___ DATASET RECORDS

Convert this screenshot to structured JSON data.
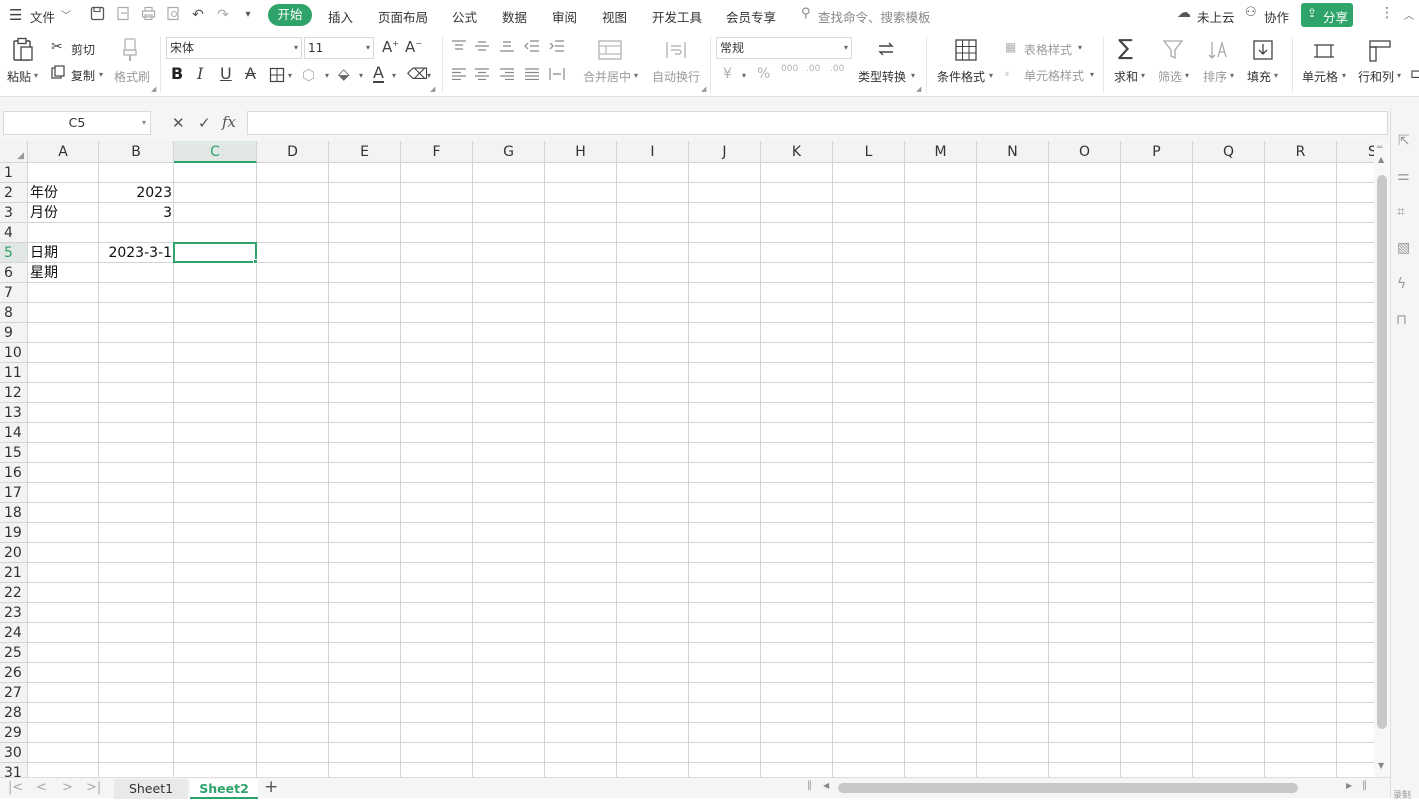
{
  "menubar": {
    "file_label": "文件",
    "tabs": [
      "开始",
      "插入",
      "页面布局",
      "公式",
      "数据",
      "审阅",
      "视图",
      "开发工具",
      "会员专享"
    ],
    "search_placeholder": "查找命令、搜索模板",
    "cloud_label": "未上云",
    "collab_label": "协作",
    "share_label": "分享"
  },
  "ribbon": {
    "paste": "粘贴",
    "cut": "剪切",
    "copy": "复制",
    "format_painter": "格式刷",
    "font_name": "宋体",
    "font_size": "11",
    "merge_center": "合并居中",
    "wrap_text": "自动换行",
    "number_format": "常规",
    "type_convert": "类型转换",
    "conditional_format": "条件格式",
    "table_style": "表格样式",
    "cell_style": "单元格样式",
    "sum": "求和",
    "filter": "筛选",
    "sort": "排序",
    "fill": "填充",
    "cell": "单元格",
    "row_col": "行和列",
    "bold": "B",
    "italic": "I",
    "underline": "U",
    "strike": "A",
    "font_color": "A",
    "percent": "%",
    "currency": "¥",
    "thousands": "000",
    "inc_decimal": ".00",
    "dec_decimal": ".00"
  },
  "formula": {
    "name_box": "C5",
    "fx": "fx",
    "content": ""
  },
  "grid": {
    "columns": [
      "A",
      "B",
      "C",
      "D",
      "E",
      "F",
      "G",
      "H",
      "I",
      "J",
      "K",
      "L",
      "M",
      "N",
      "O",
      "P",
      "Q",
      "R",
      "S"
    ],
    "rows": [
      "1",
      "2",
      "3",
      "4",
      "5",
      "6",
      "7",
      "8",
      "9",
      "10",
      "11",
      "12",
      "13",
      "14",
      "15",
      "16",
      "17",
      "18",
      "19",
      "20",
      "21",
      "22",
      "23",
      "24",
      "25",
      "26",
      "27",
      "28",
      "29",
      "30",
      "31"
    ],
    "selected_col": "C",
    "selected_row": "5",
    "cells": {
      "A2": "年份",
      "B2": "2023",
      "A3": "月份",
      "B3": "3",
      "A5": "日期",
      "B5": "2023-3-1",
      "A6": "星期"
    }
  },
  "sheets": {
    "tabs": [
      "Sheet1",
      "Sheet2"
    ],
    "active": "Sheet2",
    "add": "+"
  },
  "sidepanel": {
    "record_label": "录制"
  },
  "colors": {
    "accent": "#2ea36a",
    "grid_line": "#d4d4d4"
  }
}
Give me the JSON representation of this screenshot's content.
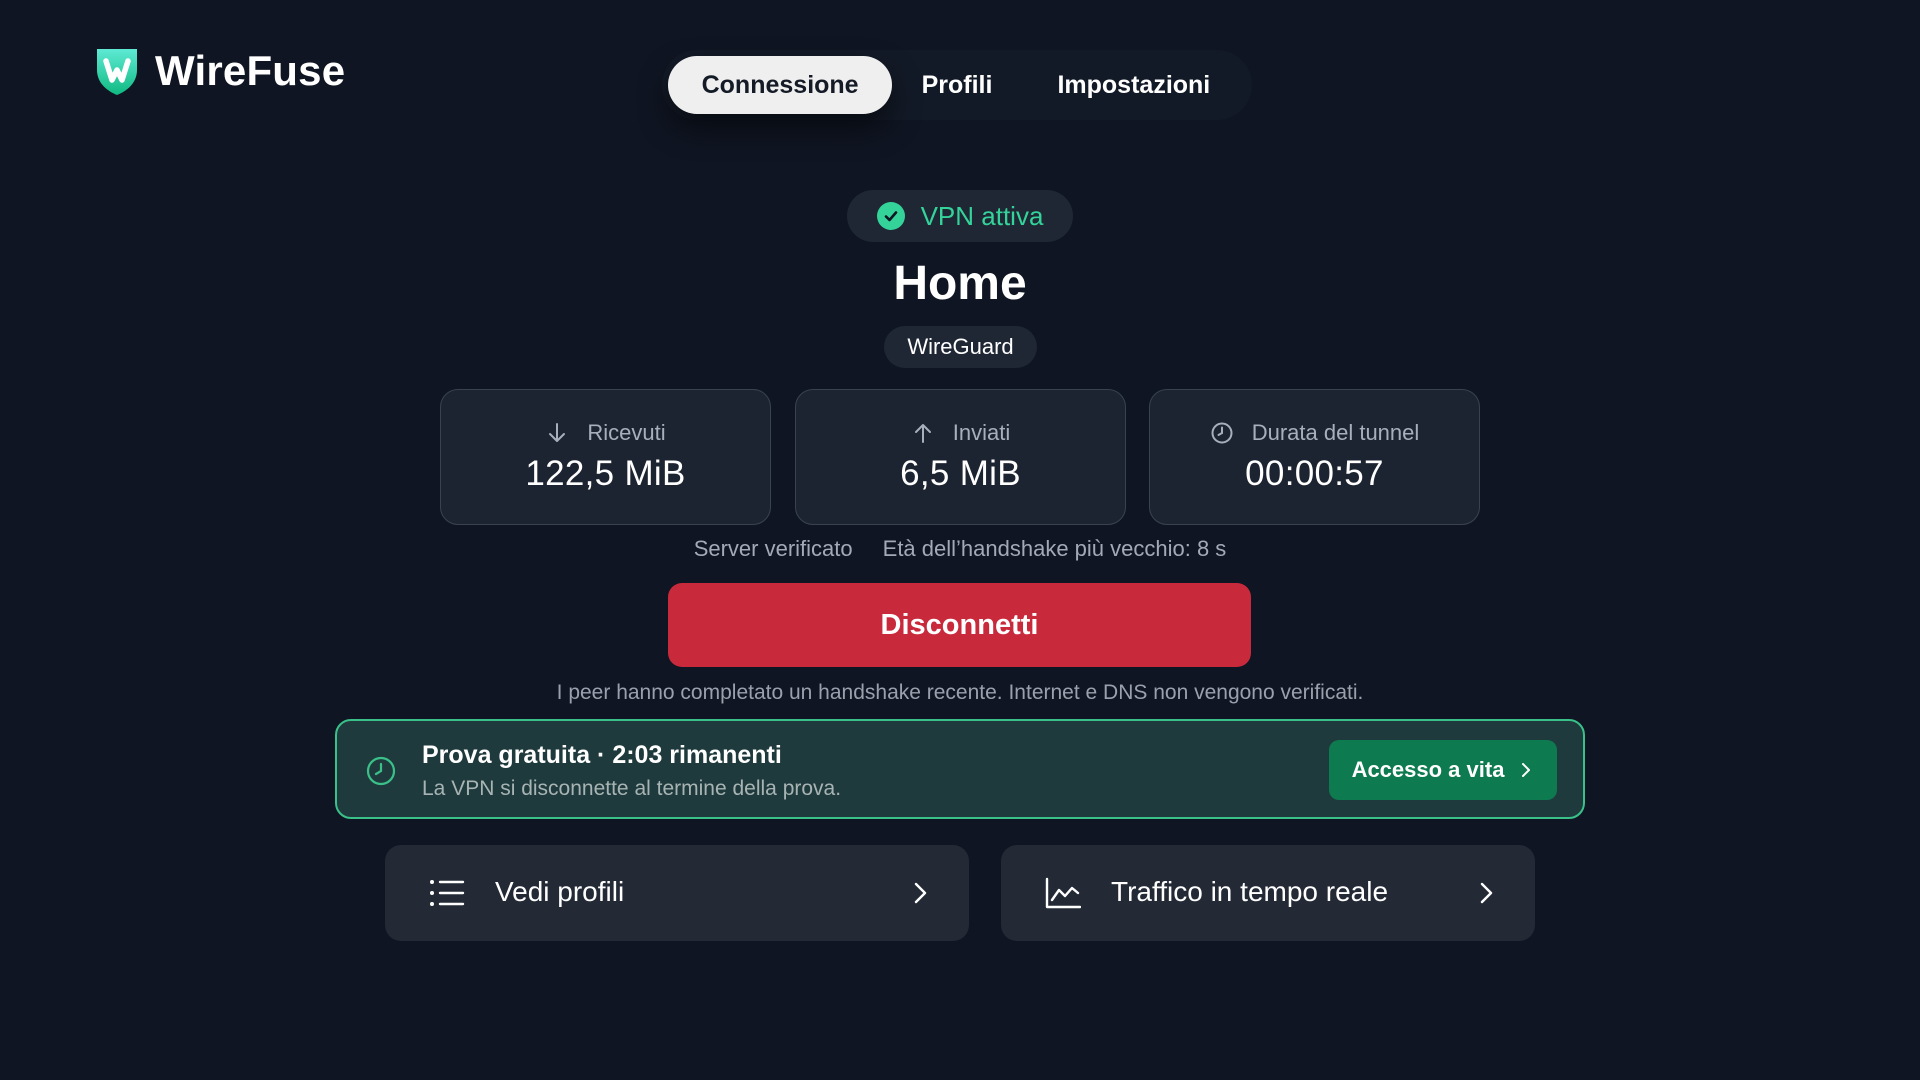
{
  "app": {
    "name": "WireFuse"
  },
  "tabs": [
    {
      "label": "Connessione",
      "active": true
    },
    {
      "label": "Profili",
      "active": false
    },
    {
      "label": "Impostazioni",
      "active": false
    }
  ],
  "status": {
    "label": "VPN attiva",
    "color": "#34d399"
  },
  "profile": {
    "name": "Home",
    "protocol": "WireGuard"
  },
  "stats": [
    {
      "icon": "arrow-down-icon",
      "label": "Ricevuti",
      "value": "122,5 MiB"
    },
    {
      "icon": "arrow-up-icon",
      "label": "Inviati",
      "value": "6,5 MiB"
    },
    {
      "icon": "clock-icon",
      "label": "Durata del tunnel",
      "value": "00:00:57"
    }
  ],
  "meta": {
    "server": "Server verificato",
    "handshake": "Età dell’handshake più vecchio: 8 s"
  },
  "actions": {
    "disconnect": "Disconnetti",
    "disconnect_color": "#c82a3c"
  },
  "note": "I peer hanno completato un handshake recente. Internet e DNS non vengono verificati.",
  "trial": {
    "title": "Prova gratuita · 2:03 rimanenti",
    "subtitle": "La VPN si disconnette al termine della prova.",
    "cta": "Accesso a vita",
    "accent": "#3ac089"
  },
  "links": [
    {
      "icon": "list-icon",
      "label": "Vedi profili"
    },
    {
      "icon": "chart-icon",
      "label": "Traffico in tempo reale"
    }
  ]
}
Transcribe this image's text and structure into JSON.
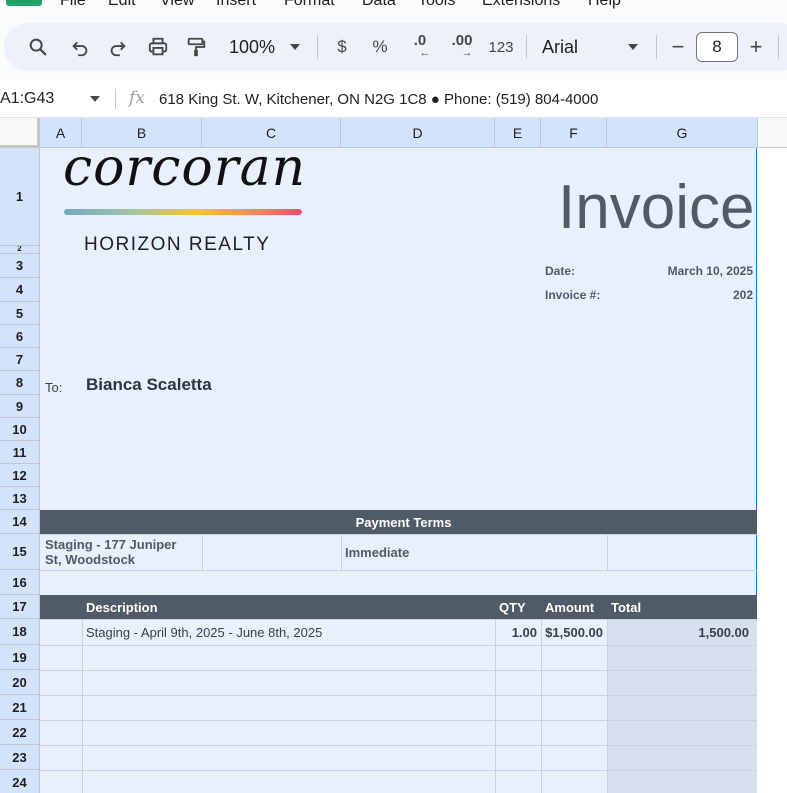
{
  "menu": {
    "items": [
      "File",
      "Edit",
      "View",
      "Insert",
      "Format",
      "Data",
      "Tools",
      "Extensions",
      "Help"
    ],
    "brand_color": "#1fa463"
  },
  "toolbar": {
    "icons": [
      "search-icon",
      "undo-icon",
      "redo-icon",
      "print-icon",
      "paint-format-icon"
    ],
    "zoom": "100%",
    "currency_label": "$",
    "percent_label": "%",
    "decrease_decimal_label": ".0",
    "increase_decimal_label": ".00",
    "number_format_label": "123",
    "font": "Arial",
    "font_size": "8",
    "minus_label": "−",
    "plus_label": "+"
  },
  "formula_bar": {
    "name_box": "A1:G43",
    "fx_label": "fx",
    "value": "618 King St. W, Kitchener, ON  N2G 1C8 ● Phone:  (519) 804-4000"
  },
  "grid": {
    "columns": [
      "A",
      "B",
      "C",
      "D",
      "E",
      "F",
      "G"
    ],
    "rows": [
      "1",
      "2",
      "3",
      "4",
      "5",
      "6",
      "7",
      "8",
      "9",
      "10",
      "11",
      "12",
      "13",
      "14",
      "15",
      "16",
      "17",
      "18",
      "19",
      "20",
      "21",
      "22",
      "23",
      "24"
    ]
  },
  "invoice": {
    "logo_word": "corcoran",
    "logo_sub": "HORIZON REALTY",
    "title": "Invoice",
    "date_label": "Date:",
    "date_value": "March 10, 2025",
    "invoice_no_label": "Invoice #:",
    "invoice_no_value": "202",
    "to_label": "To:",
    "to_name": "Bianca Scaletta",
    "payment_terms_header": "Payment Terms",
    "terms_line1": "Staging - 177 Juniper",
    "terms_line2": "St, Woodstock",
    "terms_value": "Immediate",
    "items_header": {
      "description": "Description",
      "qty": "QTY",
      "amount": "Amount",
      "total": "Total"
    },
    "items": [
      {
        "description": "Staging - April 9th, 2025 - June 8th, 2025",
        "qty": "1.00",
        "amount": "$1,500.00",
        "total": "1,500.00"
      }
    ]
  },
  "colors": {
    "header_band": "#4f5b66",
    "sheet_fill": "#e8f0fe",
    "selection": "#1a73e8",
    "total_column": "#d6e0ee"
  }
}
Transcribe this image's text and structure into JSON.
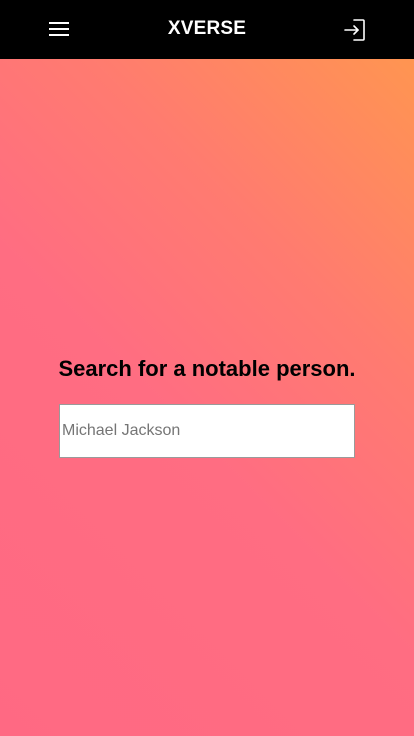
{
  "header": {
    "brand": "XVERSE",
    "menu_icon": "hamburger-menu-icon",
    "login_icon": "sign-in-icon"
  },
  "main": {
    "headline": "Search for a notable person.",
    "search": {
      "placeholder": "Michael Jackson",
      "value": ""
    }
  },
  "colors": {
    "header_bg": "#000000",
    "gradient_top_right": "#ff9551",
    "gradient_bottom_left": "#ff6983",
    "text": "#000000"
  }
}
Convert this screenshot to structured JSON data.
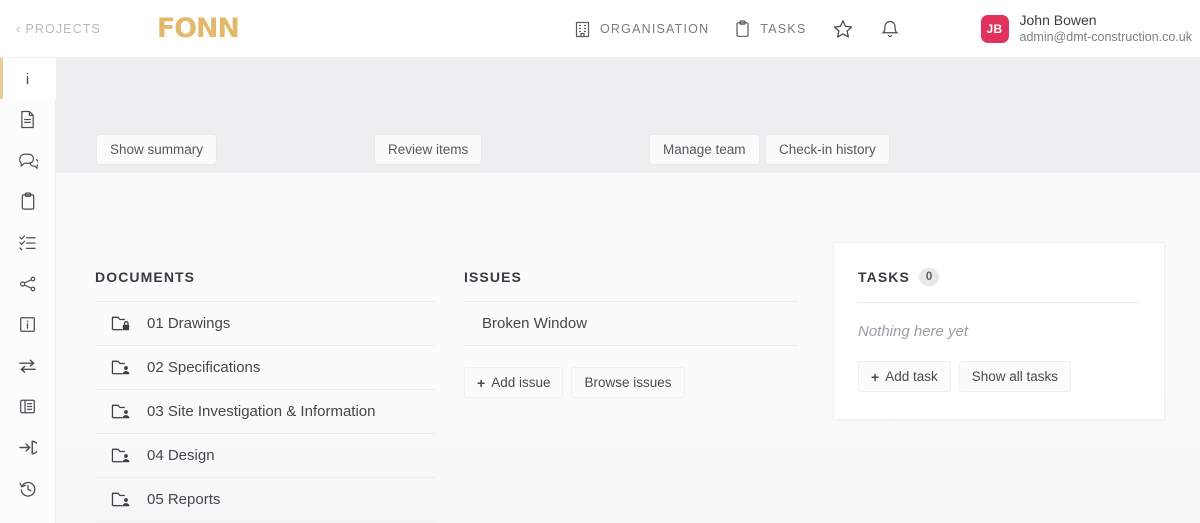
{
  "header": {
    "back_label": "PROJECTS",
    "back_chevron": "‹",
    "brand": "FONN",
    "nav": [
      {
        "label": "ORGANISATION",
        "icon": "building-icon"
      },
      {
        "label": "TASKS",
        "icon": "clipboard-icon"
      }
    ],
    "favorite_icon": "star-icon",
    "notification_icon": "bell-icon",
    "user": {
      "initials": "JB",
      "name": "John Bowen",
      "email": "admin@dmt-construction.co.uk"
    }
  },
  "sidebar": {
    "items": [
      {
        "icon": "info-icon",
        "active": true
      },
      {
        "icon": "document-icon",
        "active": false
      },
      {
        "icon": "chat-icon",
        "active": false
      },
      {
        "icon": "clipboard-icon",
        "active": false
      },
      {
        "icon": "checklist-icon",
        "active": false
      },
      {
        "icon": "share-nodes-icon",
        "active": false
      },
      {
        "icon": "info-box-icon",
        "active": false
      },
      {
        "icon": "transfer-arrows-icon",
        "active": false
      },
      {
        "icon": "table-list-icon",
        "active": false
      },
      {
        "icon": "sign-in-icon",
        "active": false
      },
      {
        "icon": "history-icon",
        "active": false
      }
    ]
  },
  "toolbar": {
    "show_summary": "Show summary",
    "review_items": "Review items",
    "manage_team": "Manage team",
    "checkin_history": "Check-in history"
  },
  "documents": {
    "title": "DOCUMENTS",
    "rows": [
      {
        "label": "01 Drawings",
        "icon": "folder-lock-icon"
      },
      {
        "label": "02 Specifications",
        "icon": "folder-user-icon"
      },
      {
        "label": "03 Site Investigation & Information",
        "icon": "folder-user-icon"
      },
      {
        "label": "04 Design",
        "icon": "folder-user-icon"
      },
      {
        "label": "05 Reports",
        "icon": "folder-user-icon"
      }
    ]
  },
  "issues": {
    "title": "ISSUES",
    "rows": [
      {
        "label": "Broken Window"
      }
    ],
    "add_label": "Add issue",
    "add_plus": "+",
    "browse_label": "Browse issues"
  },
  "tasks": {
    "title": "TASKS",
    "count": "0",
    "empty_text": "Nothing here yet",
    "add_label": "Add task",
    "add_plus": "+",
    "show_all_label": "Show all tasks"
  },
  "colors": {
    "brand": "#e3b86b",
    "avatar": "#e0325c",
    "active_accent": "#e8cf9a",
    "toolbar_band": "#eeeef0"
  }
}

______

#### TASK BRIEF
Return each line with "Show".

#### SOLUTION TO THE PROBLEM
    "show_summary": "Show summary",
    "show_all_label": "Show all tasks"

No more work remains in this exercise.